▶ _Exercise description_: Check each line of the material below, and copy it if it holds the string "left".

▶ _Supplied data_:
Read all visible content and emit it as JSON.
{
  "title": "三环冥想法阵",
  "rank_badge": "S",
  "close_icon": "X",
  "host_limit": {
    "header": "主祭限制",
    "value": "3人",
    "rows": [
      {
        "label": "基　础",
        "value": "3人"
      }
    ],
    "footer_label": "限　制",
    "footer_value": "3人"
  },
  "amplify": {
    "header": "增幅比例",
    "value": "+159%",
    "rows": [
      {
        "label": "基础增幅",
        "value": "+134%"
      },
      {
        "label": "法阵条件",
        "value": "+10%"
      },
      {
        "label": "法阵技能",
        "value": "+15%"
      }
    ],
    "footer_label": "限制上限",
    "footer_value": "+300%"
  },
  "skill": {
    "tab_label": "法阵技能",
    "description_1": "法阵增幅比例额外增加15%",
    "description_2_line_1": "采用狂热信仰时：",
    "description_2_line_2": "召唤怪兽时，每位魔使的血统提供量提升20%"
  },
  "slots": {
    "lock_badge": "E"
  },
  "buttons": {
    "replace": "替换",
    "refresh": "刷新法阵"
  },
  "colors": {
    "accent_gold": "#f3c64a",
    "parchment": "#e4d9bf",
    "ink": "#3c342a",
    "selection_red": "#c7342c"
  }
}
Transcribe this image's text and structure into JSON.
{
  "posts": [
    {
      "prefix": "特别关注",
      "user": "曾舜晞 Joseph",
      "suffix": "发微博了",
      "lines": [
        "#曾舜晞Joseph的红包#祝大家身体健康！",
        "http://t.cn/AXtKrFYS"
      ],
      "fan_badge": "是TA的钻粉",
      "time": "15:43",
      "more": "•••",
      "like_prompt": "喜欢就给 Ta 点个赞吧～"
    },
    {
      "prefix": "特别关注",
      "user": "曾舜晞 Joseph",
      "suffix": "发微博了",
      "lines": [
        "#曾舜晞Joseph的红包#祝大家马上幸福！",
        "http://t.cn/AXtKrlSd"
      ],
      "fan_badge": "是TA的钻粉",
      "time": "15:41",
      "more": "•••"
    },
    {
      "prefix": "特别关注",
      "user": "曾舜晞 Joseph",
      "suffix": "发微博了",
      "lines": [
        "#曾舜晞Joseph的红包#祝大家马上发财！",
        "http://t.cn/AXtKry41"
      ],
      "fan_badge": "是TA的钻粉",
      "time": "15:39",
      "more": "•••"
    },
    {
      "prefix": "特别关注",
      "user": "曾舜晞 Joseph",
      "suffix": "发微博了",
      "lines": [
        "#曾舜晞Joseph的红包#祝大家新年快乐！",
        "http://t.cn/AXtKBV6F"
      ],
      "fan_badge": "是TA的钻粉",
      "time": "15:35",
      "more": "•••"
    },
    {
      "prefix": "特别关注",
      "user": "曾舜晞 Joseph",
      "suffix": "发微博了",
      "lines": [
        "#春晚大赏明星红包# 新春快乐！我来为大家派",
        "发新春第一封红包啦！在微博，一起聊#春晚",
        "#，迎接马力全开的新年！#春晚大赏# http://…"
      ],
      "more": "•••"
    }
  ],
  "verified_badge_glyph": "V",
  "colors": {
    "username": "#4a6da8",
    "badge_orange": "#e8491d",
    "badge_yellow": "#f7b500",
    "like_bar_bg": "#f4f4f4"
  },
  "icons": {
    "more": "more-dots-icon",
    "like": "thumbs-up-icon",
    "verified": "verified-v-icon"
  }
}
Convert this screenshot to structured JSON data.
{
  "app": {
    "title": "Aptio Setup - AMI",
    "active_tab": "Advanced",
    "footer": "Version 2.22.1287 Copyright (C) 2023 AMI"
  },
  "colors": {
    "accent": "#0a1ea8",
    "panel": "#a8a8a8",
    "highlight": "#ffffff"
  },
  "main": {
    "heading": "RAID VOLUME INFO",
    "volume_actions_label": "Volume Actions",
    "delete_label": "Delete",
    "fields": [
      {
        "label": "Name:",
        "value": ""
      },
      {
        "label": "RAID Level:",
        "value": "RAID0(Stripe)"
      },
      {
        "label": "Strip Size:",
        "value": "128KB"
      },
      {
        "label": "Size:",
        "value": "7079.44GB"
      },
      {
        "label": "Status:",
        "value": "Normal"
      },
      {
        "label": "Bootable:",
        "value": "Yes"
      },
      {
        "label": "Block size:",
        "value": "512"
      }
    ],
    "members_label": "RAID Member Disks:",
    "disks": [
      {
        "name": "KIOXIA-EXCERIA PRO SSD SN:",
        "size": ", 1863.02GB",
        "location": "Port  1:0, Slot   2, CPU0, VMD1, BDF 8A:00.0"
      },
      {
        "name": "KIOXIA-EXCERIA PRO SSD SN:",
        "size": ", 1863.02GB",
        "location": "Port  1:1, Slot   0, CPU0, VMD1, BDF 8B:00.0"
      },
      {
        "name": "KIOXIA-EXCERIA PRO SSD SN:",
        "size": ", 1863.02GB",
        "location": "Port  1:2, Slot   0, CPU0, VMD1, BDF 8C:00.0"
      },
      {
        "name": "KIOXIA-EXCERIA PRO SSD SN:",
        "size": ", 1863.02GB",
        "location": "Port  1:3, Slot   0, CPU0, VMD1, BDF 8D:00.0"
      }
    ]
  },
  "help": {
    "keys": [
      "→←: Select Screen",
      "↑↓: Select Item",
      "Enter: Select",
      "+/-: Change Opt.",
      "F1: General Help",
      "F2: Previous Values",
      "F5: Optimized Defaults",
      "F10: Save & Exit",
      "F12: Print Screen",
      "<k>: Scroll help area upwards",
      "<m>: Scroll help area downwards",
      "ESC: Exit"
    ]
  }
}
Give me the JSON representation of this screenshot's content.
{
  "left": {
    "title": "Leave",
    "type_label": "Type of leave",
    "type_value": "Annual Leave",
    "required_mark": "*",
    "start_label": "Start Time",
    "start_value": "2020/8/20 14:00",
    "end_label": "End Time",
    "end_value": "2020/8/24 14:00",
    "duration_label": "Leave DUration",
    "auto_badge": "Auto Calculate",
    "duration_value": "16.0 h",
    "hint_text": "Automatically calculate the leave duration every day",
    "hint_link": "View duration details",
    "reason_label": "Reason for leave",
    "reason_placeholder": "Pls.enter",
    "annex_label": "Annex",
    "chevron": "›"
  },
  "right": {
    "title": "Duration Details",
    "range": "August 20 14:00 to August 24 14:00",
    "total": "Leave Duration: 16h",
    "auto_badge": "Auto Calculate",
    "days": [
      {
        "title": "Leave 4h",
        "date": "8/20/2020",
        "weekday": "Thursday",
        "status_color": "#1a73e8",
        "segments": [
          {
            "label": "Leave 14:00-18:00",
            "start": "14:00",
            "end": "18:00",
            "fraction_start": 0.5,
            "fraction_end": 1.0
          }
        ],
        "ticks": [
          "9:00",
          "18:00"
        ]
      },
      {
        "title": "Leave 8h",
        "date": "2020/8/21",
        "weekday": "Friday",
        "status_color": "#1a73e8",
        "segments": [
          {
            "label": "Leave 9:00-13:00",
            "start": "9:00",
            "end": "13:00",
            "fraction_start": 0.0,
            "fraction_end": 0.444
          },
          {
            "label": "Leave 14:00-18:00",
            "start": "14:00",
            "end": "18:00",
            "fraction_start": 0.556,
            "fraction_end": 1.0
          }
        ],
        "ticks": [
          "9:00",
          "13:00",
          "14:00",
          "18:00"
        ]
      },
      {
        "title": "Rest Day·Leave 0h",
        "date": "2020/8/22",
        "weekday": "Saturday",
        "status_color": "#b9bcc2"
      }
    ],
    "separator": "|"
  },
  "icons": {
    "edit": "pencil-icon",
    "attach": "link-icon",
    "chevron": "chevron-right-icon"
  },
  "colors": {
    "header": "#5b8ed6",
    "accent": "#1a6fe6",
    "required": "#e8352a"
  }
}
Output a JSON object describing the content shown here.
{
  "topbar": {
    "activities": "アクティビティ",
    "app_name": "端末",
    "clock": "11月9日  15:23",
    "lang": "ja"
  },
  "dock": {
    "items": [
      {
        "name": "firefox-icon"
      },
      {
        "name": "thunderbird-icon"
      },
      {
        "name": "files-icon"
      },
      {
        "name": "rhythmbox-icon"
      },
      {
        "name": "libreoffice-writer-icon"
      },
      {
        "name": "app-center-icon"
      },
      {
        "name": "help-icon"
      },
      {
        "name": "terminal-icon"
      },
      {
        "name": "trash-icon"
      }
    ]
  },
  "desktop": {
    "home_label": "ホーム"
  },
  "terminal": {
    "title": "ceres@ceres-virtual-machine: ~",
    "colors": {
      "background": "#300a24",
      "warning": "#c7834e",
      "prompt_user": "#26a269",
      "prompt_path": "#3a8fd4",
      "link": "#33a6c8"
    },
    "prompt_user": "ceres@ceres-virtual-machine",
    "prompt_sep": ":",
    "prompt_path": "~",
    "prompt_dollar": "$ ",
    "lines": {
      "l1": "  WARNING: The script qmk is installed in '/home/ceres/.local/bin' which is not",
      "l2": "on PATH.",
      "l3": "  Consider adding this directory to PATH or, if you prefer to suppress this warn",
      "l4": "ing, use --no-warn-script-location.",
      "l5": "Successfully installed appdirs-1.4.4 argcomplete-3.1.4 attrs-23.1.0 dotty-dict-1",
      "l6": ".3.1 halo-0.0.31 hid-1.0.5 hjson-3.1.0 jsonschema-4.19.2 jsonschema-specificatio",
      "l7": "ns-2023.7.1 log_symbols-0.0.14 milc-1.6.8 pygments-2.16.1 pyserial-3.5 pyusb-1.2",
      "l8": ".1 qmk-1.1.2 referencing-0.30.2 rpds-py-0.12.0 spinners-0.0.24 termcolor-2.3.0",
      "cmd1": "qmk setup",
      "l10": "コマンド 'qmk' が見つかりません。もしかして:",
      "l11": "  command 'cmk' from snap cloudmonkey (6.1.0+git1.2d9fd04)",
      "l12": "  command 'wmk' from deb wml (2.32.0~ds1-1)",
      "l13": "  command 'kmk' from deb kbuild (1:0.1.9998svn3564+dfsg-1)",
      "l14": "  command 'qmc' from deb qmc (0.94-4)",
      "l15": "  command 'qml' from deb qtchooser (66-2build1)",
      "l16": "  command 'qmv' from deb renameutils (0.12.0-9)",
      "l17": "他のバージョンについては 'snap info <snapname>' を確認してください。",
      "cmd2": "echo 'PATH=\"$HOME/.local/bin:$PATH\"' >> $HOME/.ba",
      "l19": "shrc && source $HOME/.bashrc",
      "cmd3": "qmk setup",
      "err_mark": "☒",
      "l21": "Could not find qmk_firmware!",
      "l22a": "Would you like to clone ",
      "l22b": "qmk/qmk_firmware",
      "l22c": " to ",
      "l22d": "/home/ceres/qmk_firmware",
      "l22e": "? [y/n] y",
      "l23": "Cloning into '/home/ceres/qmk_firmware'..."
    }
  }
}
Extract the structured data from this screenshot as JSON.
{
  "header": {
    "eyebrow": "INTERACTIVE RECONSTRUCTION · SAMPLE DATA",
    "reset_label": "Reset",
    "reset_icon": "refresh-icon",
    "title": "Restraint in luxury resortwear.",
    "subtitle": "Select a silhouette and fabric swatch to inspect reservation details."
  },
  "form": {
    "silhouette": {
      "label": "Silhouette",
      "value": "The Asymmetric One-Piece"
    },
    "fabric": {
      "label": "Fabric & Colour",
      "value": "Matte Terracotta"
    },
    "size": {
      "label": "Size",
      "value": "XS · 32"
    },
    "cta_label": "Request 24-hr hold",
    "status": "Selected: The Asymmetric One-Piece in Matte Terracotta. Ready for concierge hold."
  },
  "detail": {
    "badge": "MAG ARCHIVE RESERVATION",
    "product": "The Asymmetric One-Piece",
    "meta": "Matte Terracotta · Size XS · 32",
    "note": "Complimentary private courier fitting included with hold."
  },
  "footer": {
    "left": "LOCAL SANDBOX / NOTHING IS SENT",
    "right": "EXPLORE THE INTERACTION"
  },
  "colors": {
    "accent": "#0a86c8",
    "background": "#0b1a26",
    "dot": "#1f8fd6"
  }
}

▶ _Full response_:
  "left": {
    "left": "LOCAL SANDBOX / NOTHING IS SENT",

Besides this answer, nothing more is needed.